#### TASK TO CARRY OUT
Repeat the full listing, word for word.
+--
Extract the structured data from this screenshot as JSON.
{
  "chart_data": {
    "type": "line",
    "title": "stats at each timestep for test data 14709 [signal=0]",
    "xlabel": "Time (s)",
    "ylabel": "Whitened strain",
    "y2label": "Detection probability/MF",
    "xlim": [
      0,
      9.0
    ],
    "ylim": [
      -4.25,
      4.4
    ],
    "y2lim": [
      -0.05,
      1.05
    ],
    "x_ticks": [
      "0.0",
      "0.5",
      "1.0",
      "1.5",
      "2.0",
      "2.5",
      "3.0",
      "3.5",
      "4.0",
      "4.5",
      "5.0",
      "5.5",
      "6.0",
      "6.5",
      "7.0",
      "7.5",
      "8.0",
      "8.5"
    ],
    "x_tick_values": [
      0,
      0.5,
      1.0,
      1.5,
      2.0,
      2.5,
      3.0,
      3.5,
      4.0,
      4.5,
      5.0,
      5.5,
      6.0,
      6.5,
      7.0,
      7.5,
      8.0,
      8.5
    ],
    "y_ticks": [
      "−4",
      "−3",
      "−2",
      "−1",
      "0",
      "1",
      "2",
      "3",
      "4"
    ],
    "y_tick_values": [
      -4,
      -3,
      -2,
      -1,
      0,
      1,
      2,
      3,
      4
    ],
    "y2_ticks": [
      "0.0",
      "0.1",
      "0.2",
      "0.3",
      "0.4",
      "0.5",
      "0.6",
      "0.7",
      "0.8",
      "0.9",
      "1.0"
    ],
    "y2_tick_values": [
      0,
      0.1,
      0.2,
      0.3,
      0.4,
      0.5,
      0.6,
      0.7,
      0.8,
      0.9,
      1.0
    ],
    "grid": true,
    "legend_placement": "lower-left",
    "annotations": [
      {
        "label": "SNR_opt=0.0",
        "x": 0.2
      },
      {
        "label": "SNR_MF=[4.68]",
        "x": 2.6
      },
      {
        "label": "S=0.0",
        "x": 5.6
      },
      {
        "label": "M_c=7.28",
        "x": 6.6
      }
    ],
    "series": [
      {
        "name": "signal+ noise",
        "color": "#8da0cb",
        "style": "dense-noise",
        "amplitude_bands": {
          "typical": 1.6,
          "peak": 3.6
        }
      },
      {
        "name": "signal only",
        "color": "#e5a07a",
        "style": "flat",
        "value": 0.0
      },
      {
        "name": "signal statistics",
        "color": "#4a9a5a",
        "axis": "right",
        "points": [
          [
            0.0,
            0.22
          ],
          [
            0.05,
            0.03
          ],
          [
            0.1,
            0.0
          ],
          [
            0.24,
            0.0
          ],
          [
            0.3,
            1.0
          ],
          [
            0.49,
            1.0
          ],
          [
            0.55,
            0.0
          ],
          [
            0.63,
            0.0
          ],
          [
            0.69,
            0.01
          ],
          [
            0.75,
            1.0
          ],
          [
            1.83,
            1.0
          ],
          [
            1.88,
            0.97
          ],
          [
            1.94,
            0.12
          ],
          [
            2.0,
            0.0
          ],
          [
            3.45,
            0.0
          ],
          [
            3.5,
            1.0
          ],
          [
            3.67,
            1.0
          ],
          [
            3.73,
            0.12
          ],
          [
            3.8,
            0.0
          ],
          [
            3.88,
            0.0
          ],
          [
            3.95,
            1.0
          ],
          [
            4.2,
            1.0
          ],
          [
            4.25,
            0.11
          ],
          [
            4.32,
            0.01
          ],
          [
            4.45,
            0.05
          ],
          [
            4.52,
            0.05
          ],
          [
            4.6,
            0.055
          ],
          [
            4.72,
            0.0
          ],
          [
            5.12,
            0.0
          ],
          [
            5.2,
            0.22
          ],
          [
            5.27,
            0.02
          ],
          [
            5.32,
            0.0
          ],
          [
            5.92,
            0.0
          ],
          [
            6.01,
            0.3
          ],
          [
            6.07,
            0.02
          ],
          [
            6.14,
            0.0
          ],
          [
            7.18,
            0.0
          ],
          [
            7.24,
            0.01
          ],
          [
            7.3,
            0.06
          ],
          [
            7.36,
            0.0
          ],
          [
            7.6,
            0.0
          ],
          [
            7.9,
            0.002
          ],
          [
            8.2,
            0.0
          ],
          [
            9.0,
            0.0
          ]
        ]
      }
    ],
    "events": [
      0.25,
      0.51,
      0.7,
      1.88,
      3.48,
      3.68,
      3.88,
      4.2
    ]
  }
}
+--
#### SOLVED PROBLEM
Extract the structured data from this screenshot as JSON.
{
  "chart_data": {
    "type": "line",
    "title": "stats at each timestep for test data 14709 [signal=0]",
    "xlabel": "Time (s)",
    "ylabel": "Whitened strain",
    "y2label": "Detection probability/MF",
    "xlim": [
      0,
      9.0
    ],
    "ylim": [
      -4.25,
      4.4
    ],
    "y2lim": [
      -0.05,
      1.05
    ],
    "x_ticks": [
      "0.0",
      "0.5",
      "1.0",
      "1.5",
      "2.0",
      "2.5",
      "3.0",
      "3.5",
      "4.0",
      "4.5",
      "5.0",
      "5.5",
      "6.0",
      "6.5",
      "7.0",
      "7.5",
      "8.0",
      "8.5"
    ],
    "x_tick_values": [
      0,
      0.5,
      1.0,
      1.5,
      2.0,
      2.5,
      3.0,
      3.5,
      4.0,
      4.5,
      5.0,
      5.5,
      6.0,
      6.5,
      7.0,
      7.5,
      8.0,
      8.5
    ],
    "y_ticks": [
      "−4",
      "−3",
      "−2",
      "−1",
      "0",
      "1",
      "2",
      "3",
      "4"
    ],
    "y_tick_values": [
      -4,
      -3,
      -2,
      -1,
      0,
      1,
      2,
      3,
      4
    ],
    "y2_ticks": [
      "0.0",
      "0.1",
      "0.2",
      "0.3",
      "0.4",
      "0.5",
      "0.6",
      "0.7",
      "0.8",
      "0.9",
      "1.0"
    ],
    "y2_tick_values": [
      0,
      0.1,
      0.2,
      0.3,
      0.4,
      0.5,
      0.6,
      0.7,
      0.8,
      0.9,
      1.0
    ],
    "grid": true,
    "legend_placement": "lower-left",
    "annotations": [
      {
        "label": "SNR_opt=0.0",
        "x": 0.2
      },
      {
        "label": "SNR_MF=[4.68]",
        "x": 2.6
      },
      {
        "label": "S=0.0",
        "x": 5.6
      },
      {
        "label": "M_c=7.28",
        "x": 6.6
      }
    ],
    "series": [
      {
        "name": "signal+ noise",
        "color": "#8da0cb",
        "style": "dense-noise",
        "amplitude_bands": {
          "typical": 1.6,
          "peak": 3.6
        }
      },
      {
        "name": "signal only",
        "color": "#e5a07a",
        "style": "flat",
        "value": 0.0
      },
      {
        "name": "signal statistics",
        "color": "#4a9a5a",
        "axis": "right",
        "points": [
          [
            0.0,
            0.22
          ],
          [
            0.05,
            0.03
          ],
          [
            0.1,
            0.0
          ],
          [
            0.24,
            0.0
          ],
          [
            0.3,
            1.0
          ],
          [
            0.49,
            1.0
          ],
          [
            0.55,
            0.0
          ],
          [
            0.63,
            0.0
          ],
          [
            0.69,
            0.01
          ],
          [
            0.75,
            1.0
          ],
          [
            1.83,
            1.0
          ],
          [
            1.88,
            0.97
          ],
          [
            1.94,
            0.12
          ],
          [
            2.0,
            0.0
          ],
          [
            3.45,
            0.0
          ],
          [
            3.5,
            1.0
          ],
          [
            3.67,
            1.0
          ],
          [
            3.73,
            0.12
          ],
          [
            3.8,
            0.0
          ],
          [
            3.88,
            0.0
          ],
          [
            3.95,
            1.0
          ],
          [
            4.2,
            1.0
          ],
          [
            4.25,
            0.11
          ],
          [
            4.32,
            0.01
          ],
          [
            4.45,
            0.05
          ],
          [
            4.52,
            0.05
          ],
          [
            4.6,
            0.055
          ],
          [
            4.72,
            0.0
          ],
          [
            5.12,
            0.0
          ],
          [
            5.2,
            0.22
          ],
          [
            5.27,
            0.02
          ],
          [
            5.32,
            0.0
          ],
          [
            5.92,
            0.0
          ],
          [
            6.01,
            0.3
          ],
          [
            6.07,
            0.02
          ],
          [
            6.14,
            0.0
          ],
          [
            7.18,
            0.0
          ],
          [
            7.24,
            0.01
          ],
          [
            7.3,
            0.06
          ],
          [
            7.36,
            0.0
          ],
          [
            7.6,
            0.0
          ],
          [
            7.9,
            0.002
          ],
          [
            8.2,
            0.0
          ],
          [
            9.0,
            0.0
          ]
        ]
      }
    ],
    "events": [
      0.25,
      0.51,
      0.7,
      1.88,
      3.48,
      3.68,
      3.88,
      4.2
    ]
  }
}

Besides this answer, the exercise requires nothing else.